- Entries shown:
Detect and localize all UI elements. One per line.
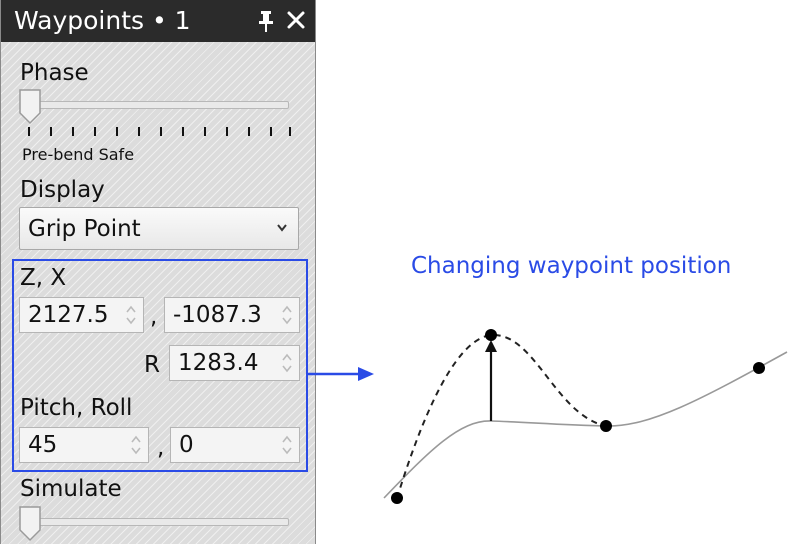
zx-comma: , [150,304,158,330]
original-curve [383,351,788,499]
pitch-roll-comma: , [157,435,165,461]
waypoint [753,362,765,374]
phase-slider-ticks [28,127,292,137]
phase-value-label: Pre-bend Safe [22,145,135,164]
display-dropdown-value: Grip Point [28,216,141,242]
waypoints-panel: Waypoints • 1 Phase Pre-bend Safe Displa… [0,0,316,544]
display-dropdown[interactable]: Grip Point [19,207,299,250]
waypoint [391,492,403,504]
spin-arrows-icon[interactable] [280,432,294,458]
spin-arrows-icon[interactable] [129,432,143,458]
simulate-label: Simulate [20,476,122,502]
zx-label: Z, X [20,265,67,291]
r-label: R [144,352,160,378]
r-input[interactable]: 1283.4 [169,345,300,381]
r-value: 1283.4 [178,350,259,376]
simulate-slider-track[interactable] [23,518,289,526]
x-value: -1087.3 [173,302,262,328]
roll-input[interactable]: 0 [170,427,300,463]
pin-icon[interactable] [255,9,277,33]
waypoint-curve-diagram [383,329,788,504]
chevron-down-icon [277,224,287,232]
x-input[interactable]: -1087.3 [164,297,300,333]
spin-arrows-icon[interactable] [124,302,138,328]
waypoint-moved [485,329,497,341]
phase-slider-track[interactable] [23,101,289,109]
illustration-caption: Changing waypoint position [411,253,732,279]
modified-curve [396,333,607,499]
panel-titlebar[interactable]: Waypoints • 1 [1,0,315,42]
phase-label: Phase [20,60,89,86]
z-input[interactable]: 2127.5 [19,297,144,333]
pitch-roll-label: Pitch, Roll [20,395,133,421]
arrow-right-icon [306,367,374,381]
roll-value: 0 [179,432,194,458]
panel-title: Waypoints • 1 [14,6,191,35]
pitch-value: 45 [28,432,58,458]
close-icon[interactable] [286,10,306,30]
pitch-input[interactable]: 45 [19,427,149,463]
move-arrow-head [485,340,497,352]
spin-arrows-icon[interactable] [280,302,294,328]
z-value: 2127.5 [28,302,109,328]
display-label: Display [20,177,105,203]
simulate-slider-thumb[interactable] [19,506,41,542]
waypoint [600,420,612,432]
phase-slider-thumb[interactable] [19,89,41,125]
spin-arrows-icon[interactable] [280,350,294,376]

* * *

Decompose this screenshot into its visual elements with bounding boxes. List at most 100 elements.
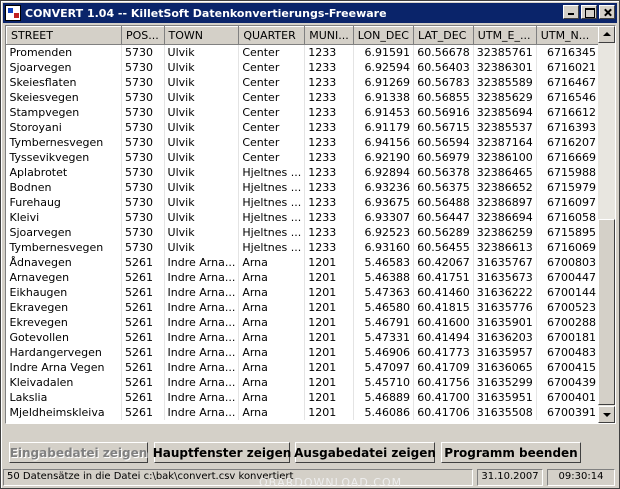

- Work instructions: Rewrite the rows starting at the one containing "Detect and localize" and ending at the one containing "pitch-roll-label: Pitch, Roll", with "spin-arrows-icon" changed to "stepper-icon" and everything else unchanged. Leave the pictures out of your answer.

- Result for this exercise:
Detect and localize all UI elements. One per line.
zx-comma: , [150,304,158,330]
original-curve [383,351,788,499]
pitch-roll-comma: , [157,435,165,461]
waypoint [753,362,765,374]
phase-slider-ticks [28,127,292,137]
phase-value-label: Pre-bend Safe [22,145,135,164]
display-dropdown-value: Grip Point [28,216,141,242]
waypoints-panel: Waypoints • 1 Phase Pre-bend Safe Displa… [0,0,316,544]
display-dropdown[interactable]: Grip Point [19,207,299,250]
waypoint [391,492,403,504]
stepper-icon[interactable] [280,432,294,458]
stepper-icon[interactable] [129,432,143,458]
simulate-label: Simulate [20,476,122,502]
zx-label: Z, X [20,265,67,291]
r-label: R [144,352,160,378]
r-input[interactable]: 1283.4 [169,345,300,381]
r-value: 1283.4 [178,350,259,376]
simulate-slider-track[interactable] [23,518,289,526]
x-value: -1087.3 [173,302,262,328]
roll-input[interactable]: 0 [170,427,300,463]
pin-icon[interactable] [255,9,277,33]
waypoint-curve-diagram [383,329,788,504]
chevron-down-icon [277,224,287,232]
x-input[interactable]: -1087.3 [164,297,300,333]
stepper-icon[interactable] [124,302,138,328]
waypoint-moved [485,329,497,341]
phase-slider-track[interactable] [23,101,289,109]
illustration-caption: Changing waypoint position [411,253,732,279]
modified-curve [396,333,607,499]
panel-titlebar[interactable]: Waypoints • 1 [1,0,315,42]
phase-label: Phase [20,60,89,86]
z-input[interactable]: 2127.5 [19,297,144,333]
pitch-roll-label: Pitch, Roll [20,395,133,421]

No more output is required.